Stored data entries
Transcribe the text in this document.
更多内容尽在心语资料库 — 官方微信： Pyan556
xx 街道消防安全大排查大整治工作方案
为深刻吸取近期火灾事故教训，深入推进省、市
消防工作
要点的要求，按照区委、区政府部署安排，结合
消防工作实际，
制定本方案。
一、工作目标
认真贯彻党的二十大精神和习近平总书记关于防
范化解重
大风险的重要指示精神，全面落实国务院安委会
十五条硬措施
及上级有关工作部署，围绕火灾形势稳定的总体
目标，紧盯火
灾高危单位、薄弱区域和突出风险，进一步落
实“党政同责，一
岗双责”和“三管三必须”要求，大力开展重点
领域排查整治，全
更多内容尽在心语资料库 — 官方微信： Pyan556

_STATED TASK_: Repeat the data in its entirety, character for character.

_SOLUTION_:
Transcribe the text in this document.
更多内容尽在心语资料库 — 官方微信： Pyan556
xx 街道消防安全大排查大整治工作方案
为深刻吸取近期火灾事故教训，深入推进省、市
消防工作
要点的要求，按照区委、区政府部署安排，结合
消防工作实际，
制定本方案。
一、工作目标
认真贯彻党的二十大精神和习近平总书记关于防
范化解重
大风险的重要指示精神，全面落实国务院安委会
十五条硬措施
及上级有关工作部署，围绕火灾形势稳定的总体
目标，紧盯火
灾高危单位、薄弱区域和突出风险，进一步落
实“党政同责，一
岗双责”和“三管三必须”要求，大力开展重点
领域排查整治，全
更多内容尽在心语资料库 — 官方微信： Pyan556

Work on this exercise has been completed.